Reproduce the lines from the line with "legend-marker-swatch bbox=[152, 204, 162, 214]" to the line with "x-tick-label: 10 bbox=[443, 431, 460, 446]", changing "data-point" to "scatter-point" and leaving everything else as it is.

## start

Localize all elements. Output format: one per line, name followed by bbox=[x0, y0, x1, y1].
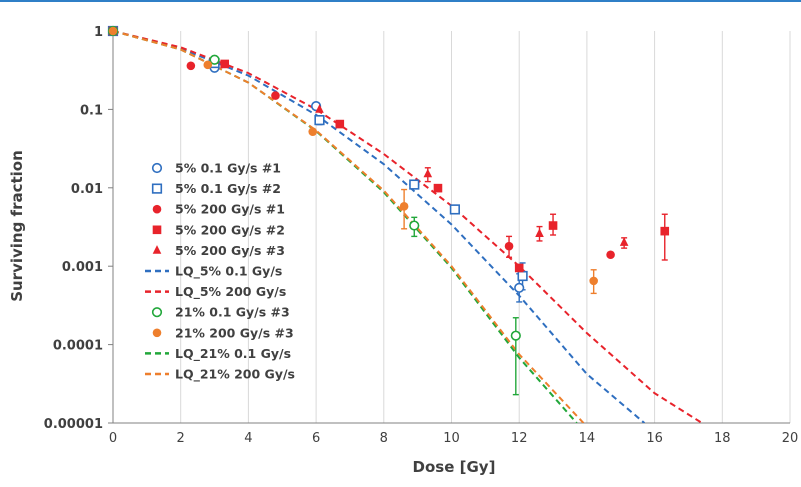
legend-marker-swatch bbox=[152, 204, 162, 214]
legend-marker-swatch bbox=[151, 307, 163, 318]
data-point bbox=[209, 54, 220, 65]
data-point bbox=[660, 226, 670, 236]
data-point bbox=[589, 276, 598, 286]
x-tick-label: 10 bbox=[443, 431, 460, 446]
legend-item: LQ_21% 200 Gy/s bbox=[145, 367, 295, 383]
data-point bbox=[409, 179, 420, 190]
data-point bbox=[203, 60, 213, 70]
legend-label: LQ_5% 0.1 Gy/s bbox=[175, 264, 282, 280]
data-point bbox=[423, 168, 433, 178]
legend-label: 5% 200 Gy/s #2 bbox=[175, 222, 285, 237]
legend-label: LQ_21% 0.1 Gy/s bbox=[175, 346, 291, 362]
fit-line bbox=[113, 30, 646, 423]
data-point bbox=[399, 202, 409, 211]
legend-item: 5% 200 Gy/s #3 bbox=[152, 243, 285, 258]
top-border bbox=[0, 0, 801, 2]
x-tick-label: 2 bbox=[177, 431, 185, 446]
data-point bbox=[548, 221, 558, 230]
legend-label: 5% 200 Gy/s #1 bbox=[175, 202, 285, 217]
y-tick-label: 0.1 bbox=[80, 103, 103, 118]
data-point bbox=[517, 270, 528, 282]
legend-marker-swatch bbox=[152, 328, 162, 338]
y-tick-label: 0.01 bbox=[71, 182, 103, 197]
legend-label: LQ_21% 200 Gy/s bbox=[175, 367, 295, 383]
fit-line bbox=[113, 30, 585, 423]
legend-label: 5% 0.1 Gy/s #1 bbox=[175, 161, 281, 176]
y-tick-label: 0.00001 bbox=[44, 417, 103, 432]
legend-marker-swatch bbox=[152, 245, 162, 254]
legend-item: 5% 200 Gy/s #2 bbox=[152, 222, 285, 237]
y-tick-label: 1 bbox=[94, 25, 103, 40]
data-point bbox=[510, 330, 521, 341]
x-tick-label: 6 bbox=[312, 431, 320, 446]
x-tick-label: 12 bbox=[511, 431, 528, 446]
data-point bbox=[335, 119, 345, 129]
data-point bbox=[271, 91, 280, 100]
legend-item: 21% 0.1 Gy/s #3 bbox=[151, 305, 290, 320]
legend-label: 5% 200 Gy/s #3 bbox=[175, 243, 285, 258]
legend-item: 5% 0.1 Gy/s #2 bbox=[151, 181, 281, 196]
x-tick-label: 4 bbox=[244, 431, 252, 446]
data-point bbox=[514, 263, 524, 273]
legend-label: 21% 200 Gy/s #3 bbox=[175, 325, 294, 340]
x-tick-label: 0 bbox=[109, 431, 117, 446]
x-axis-label: Dose [Gy] bbox=[413, 458, 496, 476]
y-tick-label: 0.001 bbox=[62, 260, 103, 275]
data-point bbox=[504, 241, 514, 251]
data-point bbox=[514, 282, 525, 293]
data-point bbox=[619, 237, 629, 246]
legend-label: 5% 0.1 Gy/s #2 bbox=[175, 181, 281, 196]
x-tick-label: 18 bbox=[714, 431, 731, 446]
x-tick-label: 14 bbox=[579, 431, 596, 446]
data-point bbox=[186, 61, 196, 71]
legend-label: 21% 0.1 Gy/s #3 bbox=[175, 305, 290, 320]
legend-marker-swatch bbox=[151, 162, 163, 174]
data-point bbox=[535, 228, 544, 237]
legend: 5% 0.1 Gy/s #1 5% 0.1 Gy/s #2 5% 200 Gy/s … bbox=[145, 161, 295, 383]
x-tick-label: 16 bbox=[646, 431, 663, 446]
data-point bbox=[449, 204, 460, 215]
x-tick-label: 8 bbox=[380, 431, 388, 446]
y-tick-label: 0.0001 bbox=[53, 339, 103, 354]
x-tick-label: 20 bbox=[782, 431, 799, 446]
legend-label: LQ_5% 200 Gy/s bbox=[175, 284, 286, 300]
data-point bbox=[220, 59, 230, 69]
data-point bbox=[315, 104, 324, 113]
legend-marker-swatch bbox=[151, 183, 163, 194]
data-point bbox=[108, 26, 118, 36]
legend-marker-swatch bbox=[152, 225, 162, 235]
data-point bbox=[308, 127, 318, 136]
data-point bbox=[314, 115, 325, 126]
legend-item: 21% 200 Gy/s #3 bbox=[152, 325, 294, 340]
legend-item: LQ_5% 0.1 Gy/s bbox=[145, 264, 282, 280]
legend-item: LQ_5% 200 Gy/s bbox=[145, 284, 286, 300]
legend-item: LQ_21% 0.1 Gy/s bbox=[145, 346, 291, 362]
y-axis-label: Surviving fraction bbox=[8, 150, 26, 302]
data-point bbox=[409, 220, 420, 231]
data-point bbox=[606, 250, 615, 260]
legend-item: 5% 200 Gy/s #1 bbox=[152, 202, 285, 217]
data-point bbox=[433, 183, 443, 193]
legend-item: 5% 0.1 Gy/s #1 bbox=[151, 161, 281, 176]
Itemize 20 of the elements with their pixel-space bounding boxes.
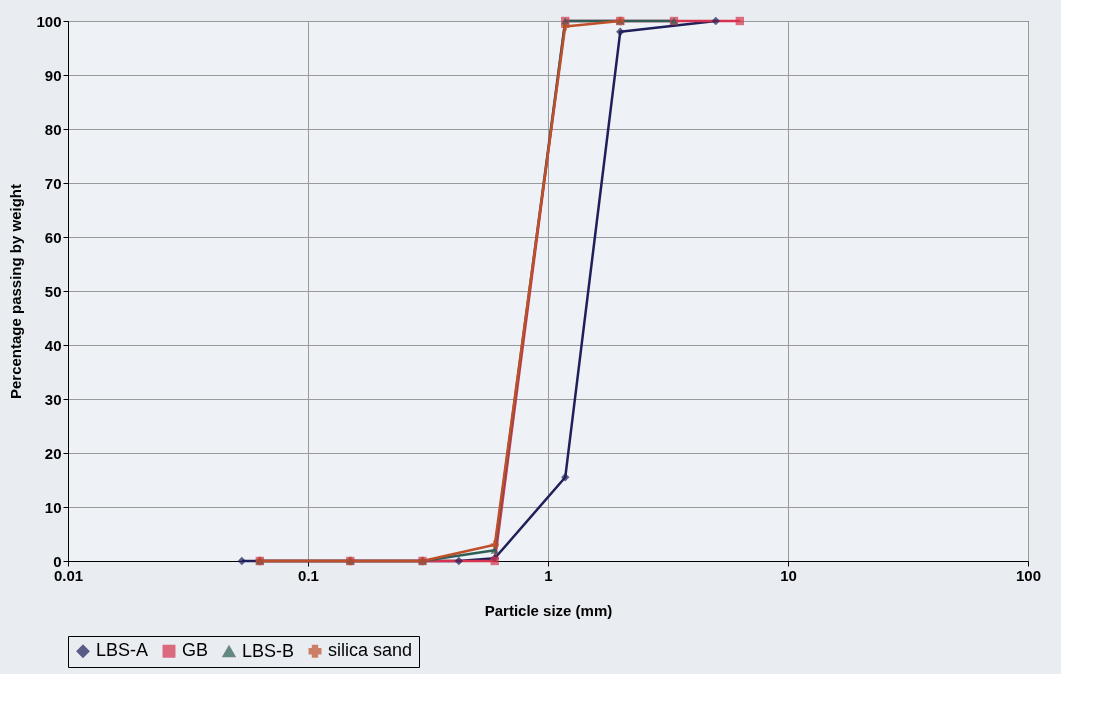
y-tick-label: 80 bbox=[44, 120, 62, 138]
legend-label: GB bbox=[182, 640, 209, 661]
y-tick-label: 100 bbox=[36, 12, 62, 30]
legend-label: LBS-A bbox=[96, 640, 149, 661]
y-axis-title: Percentage passing by weight bbox=[7, 183, 25, 400]
y-tick-label: 30 bbox=[44, 390, 62, 408]
x-tick-label: 10 bbox=[780, 566, 797, 584]
y-tick-label: 20 bbox=[44, 444, 62, 462]
y-tick-label: 60 bbox=[44, 228, 62, 246]
x-axis-title: Particle size (mm) bbox=[484, 601, 613, 619]
y-tick-label: 90 bbox=[44, 66, 62, 84]
x-tick-label: 100 bbox=[1015, 566, 1042, 584]
x-tick-label: 0.1 bbox=[298, 566, 319, 584]
x-tick-label: 1 bbox=[544, 566, 553, 584]
y-tick-label: 50 bbox=[44, 282, 62, 300]
y-tick-label: 40 bbox=[44, 336, 62, 354]
legend-label: silica sand bbox=[328, 640, 413, 661]
y-tick-label: 10 bbox=[44, 498, 62, 516]
y-tick-label: 70 bbox=[44, 174, 62, 192]
legend-label: LBS-B bbox=[242, 640, 295, 661]
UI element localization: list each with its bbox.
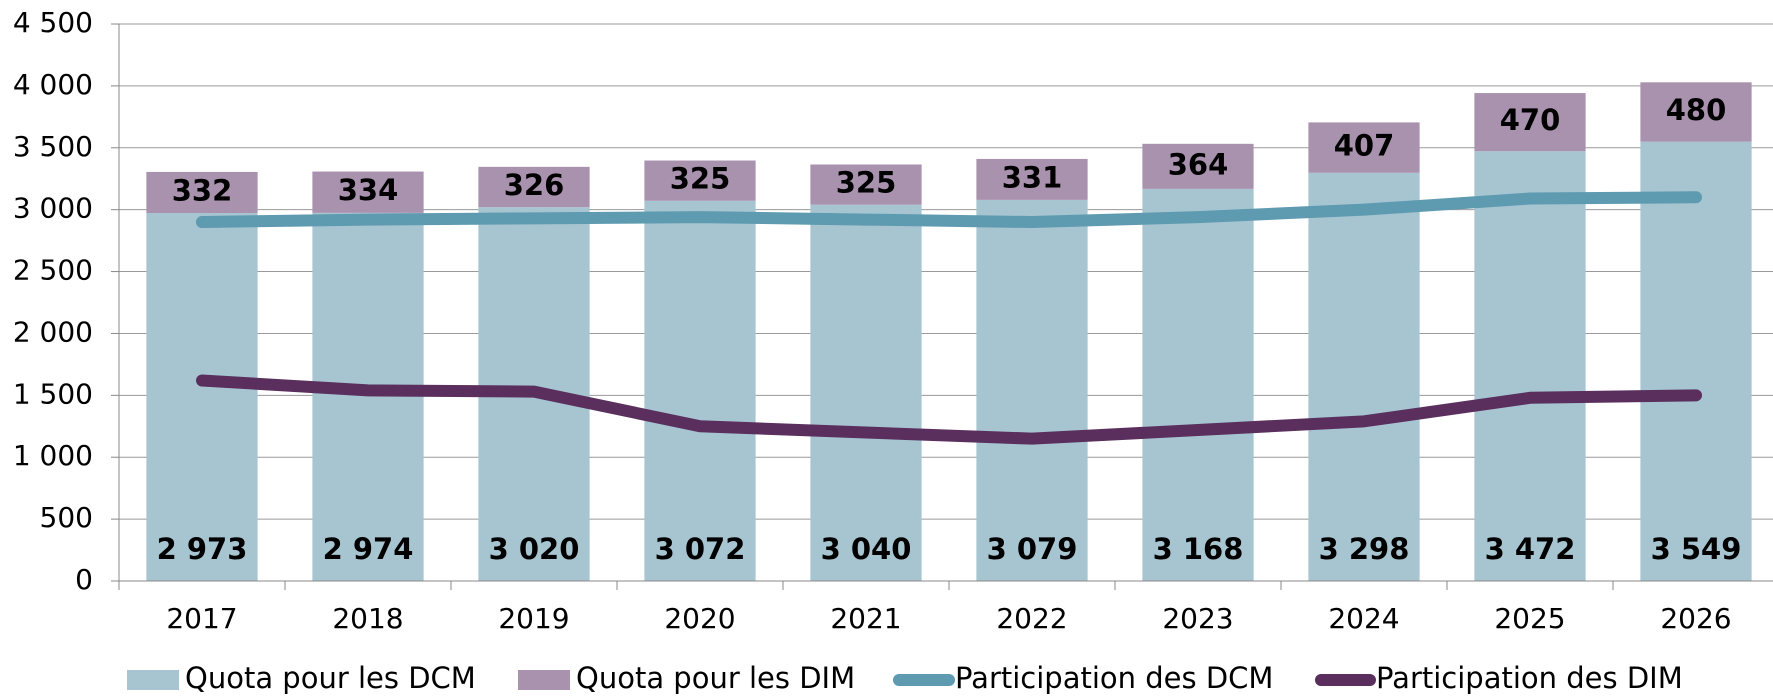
- legend-swatch: [518, 670, 570, 690]
- bar: [146, 171, 258, 214]
- data-label: 326: [504, 168, 565, 202]
- x-tick-label: 2022: [996, 602, 1067, 635]
- y-tick-label: 4 500: [13, 6, 93, 39]
- data-label: 407: [1334, 129, 1395, 163]
- data-label: 325: [836, 166, 897, 200]
- legend-label: Quota pour les DCM: [185, 661, 476, 695]
- bar: [976, 199, 1088, 581]
- data-label: 470: [1500, 103, 1561, 137]
- legend-swatch: [127, 670, 179, 690]
- bar: [1142, 143, 1254, 189]
- bar: [1142, 188, 1254, 581]
- bar: [976, 158, 1088, 200]
- data-label: 480: [1666, 93, 1727, 127]
- bar: [1308, 172, 1420, 581]
- bar: [312, 212, 424, 581]
- data-label: 3 168: [1153, 532, 1244, 566]
- data-label: 3 549: [1651, 532, 1742, 566]
- legend-label: Quota pour les DIM: [576, 661, 855, 695]
- bar: [1474, 151, 1586, 581]
- y-tick-label: 3 500: [13, 130, 93, 163]
- bar: [1474, 93, 1586, 152]
- data-label: 3 079: [987, 532, 1078, 566]
- y-tick-label: 4 000: [13, 68, 93, 101]
- y-tick-label: 2 500: [13, 254, 93, 287]
- x-tick-label: 2020: [664, 602, 735, 635]
- x-tick-label: 2017: [166, 602, 237, 635]
- data-label: 334: [338, 173, 399, 207]
- y-tick-label: 1 500: [13, 377, 93, 410]
- x-tick-label: 2018: [332, 602, 403, 635]
- data-label: 332: [172, 173, 233, 207]
- bar: [1308, 122, 1420, 173]
- bar: [810, 164, 922, 205]
- y-tick-label: 0: [75, 563, 93, 596]
- data-label: 331: [1002, 160, 1063, 194]
- data-label: 2 974: [323, 532, 414, 566]
- y-tick-label: 1 000: [13, 439, 93, 472]
- data-label: 3 072: [655, 532, 746, 566]
- data-label: 364: [1168, 147, 1229, 181]
- bar: [146, 213, 258, 581]
- legend-label: Participation des DIM: [1376, 661, 1683, 695]
- y-tick-label: 500: [40, 501, 93, 534]
- legend-label: Participation des DCM: [955, 661, 1273, 695]
- x-tick-label: 2025: [1494, 602, 1565, 635]
- bar: [644, 160, 756, 201]
- data-label: 3 472: [1485, 532, 1576, 566]
- bar: [312, 171, 424, 213]
- bar: [644, 200, 756, 581]
- bar: [478, 166, 590, 208]
- bar: [1640, 82, 1752, 142]
- data-label: 3 020: [489, 532, 580, 566]
- bar: [810, 204, 922, 581]
- data-label: 3 298: [1319, 532, 1410, 566]
- x-tick-label: 2023: [1162, 602, 1233, 635]
- data-label: 325: [670, 162, 731, 196]
- line: [196, 191, 1702, 229]
- y-tick-label: 3 000: [13, 192, 93, 225]
- data-label: 2 973: [157, 532, 248, 566]
- bar: [1640, 141, 1752, 582]
- line: [196, 374, 1702, 445]
- x-tick-label: 2024: [1328, 602, 1399, 635]
- x-tick-label: 2021: [830, 602, 901, 635]
- y-tick-label: 2 000: [13, 315, 93, 348]
- x-tick-label: 2026: [1660, 602, 1731, 635]
- x-tick-label: 2019: [498, 602, 569, 635]
- data-label: 3 040: [821, 532, 912, 566]
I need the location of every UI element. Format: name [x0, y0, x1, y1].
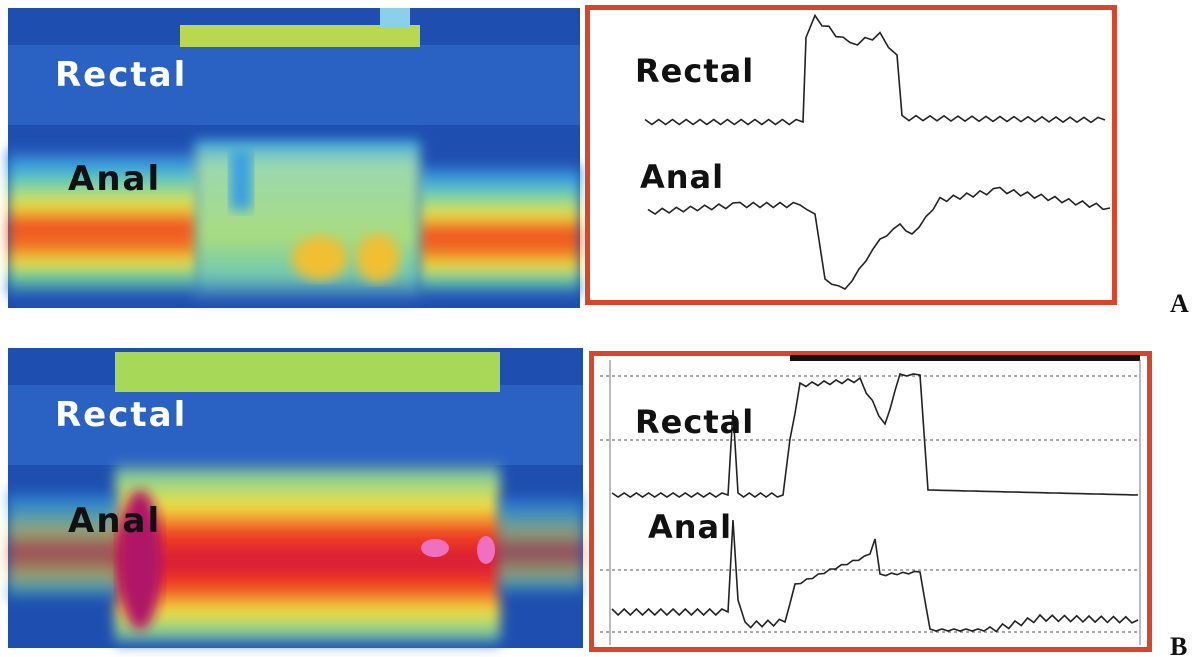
- panel-letter: A: [1170, 289, 1189, 318]
- heatmap-label: Rectal: [55, 55, 187, 95]
- panel-letter: B: [1170, 632, 1187, 657]
- traces-a: Rectal Anal A: [588, 8, 1190, 319]
- trace-label: Anal: [648, 508, 732, 546]
- heatmap-label: Rectal: [55, 395, 187, 435]
- trace-label: Anal: [640, 158, 724, 196]
- heatmap-a: Rectal Anal: [8, 8, 580, 308]
- trace-label: Rectal: [635, 403, 754, 441]
- heatmap-label: Anal: [68, 159, 161, 199]
- traces-b: Rectal Anal B: [592, 354, 1188, 657]
- heatmap-label: Anal: [68, 501, 161, 541]
- figure: Rectal Anal Rectal Anal A Rectal Anal Re…: [0, 0, 1201, 657]
- heatmap-b: Rectal Anal: [8, 348, 583, 648]
- trace-label: Rectal: [635, 52, 754, 90]
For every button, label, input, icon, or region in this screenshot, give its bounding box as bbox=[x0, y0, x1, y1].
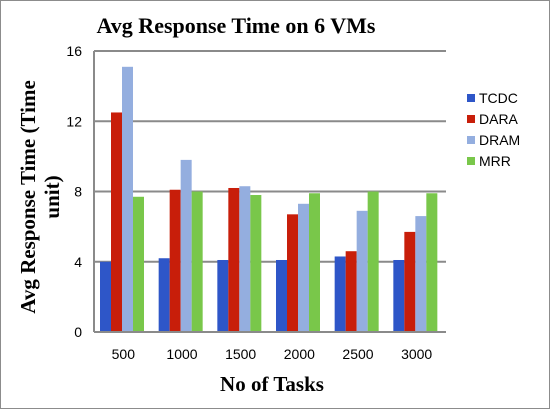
y-tick-labels: 0 4 8 12 16 bbox=[66, 43, 82, 340]
bar-dram-3000 bbox=[415, 216, 427, 332]
bar-mrr-1000 bbox=[191, 191, 203, 332]
bar-dara-500 bbox=[111, 112, 122, 332]
bars bbox=[100, 66, 438, 333]
y-axis-title-line2: unit) bbox=[40, 175, 64, 218]
y-axis-title-line1: Avg Response Time (Time bbox=[16, 80, 40, 314]
bar-tcdc-500 bbox=[100, 261, 111, 332]
x-tick-label-1000: 1000 bbox=[166, 346, 197, 362]
bar-dram-1500 bbox=[239, 186, 251, 332]
bar-tcdc-1000 bbox=[158, 258, 170, 332]
legend-swatch-dram bbox=[467, 136, 475, 144]
bar-mrr-2000 bbox=[309, 193, 320, 332]
x-tick-labels: 500 1000 1500 2000 2500 3000 bbox=[112, 346, 433, 362]
bar-mrr-2500 bbox=[367, 191, 379, 332]
x-tick-label-3000: 3000 bbox=[401, 346, 432, 362]
x-tick-label-2000: 2000 bbox=[284, 346, 315, 362]
bar-mrr-3000 bbox=[426, 193, 438, 332]
y-tick-label-1: 4 bbox=[74, 254, 82, 270]
x-tick-label-500: 500 bbox=[112, 346, 136, 362]
y-tick-label-4: 16 bbox=[66, 43, 82, 59]
legend: TCDC DARA DRAM MRR bbox=[467, 90, 520, 169]
bar-dara-1000 bbox=[169, 189, 181, 332]
legend-swatch-mrr bbox=[467, 157, 475, 165]
legend-label-tcdc: TCDC bbox=[479, 90, 518, 106]
bar-dara-2500 bbox=[345, 251, 357, 332]
chart-title: Avg Response Time on 6 VMs bbox=[97, 13, 376, 38]
legend-swatch-tcdc bbox=[467, 94, 475, 102]
bar-mrr-500 bbox=[133, 196, 144, 332]
y-tick-label-2: 8 bbox=[74, 184, 82, 200]
x-tick-label-1500: 1500 bbox=[225, 346, 256, 362]
bar-dram-2000 bbox=[298, 203, 309, 332]
legend-label-mrr: MRR bbox=[479, 153, 511, 169]
legend-label-dara: DARA bbox=[479, 111, 519, 127]
y-tick-label-0: 0 bbox=[74, 324, 82, 340]
bar-tcdc-2500 bbox=[334, 256, 346, 332]
y-tick-label-3: 12 bbox=[66, 113, 82, 129]
x-tick-label-2500: 2500 bbox=[342, 346, 373, 362]
x-axis-title: No of Tasks bbox=[220, 372, 324, 396]
bar-tcdc-1500 bbox=[217, 259, 229, 332]
bar-dram-2500 bbox=[356, 210, 368, 332]
bar-dara-3000 bbox=[404, 231, 416, 332]
bar-tcdc-2000 bbox=[276, 259, 287, 332]
legend-label-dram: DRAM bbox=[479, 132, 520, 148]
legend-swatch-dara bbox=[467, 115, 475, 123]
gridlines bbox=[94, 50, 446, 263]
bar-dara-1500 bbox=[228, 187, 240, 332]
bar-dram-1000 bbox=[180, 159, 192, 332]
bar-mrr-1500 bbox=[250, 195, 262, 332]
bar-dram-500 bbox=[122, 66, 133, 333]
bar-tcdc-3000 bbox=[393, 259, 405, 332]
axes bbox=[93, 51, 446, 333]
bar-dara-2000 bbox=[287, 214, 298, 332]
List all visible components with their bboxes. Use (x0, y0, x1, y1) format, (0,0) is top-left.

## end

*COMPLETE OUTPUT:*
legend-marker-swatch bbox=[152, 204, 162, 214]
legend-marker-swatch bbox=[151, 307, 163, 318]
scatter-point bbox=[209, 54, 220, 65]
scatter-point bbox=[660, 226, 670, 236]
scatter-point bbox=[589, 276, 598, 286]
x-tick-label: 10 bbox=[443, 431, 460, 446]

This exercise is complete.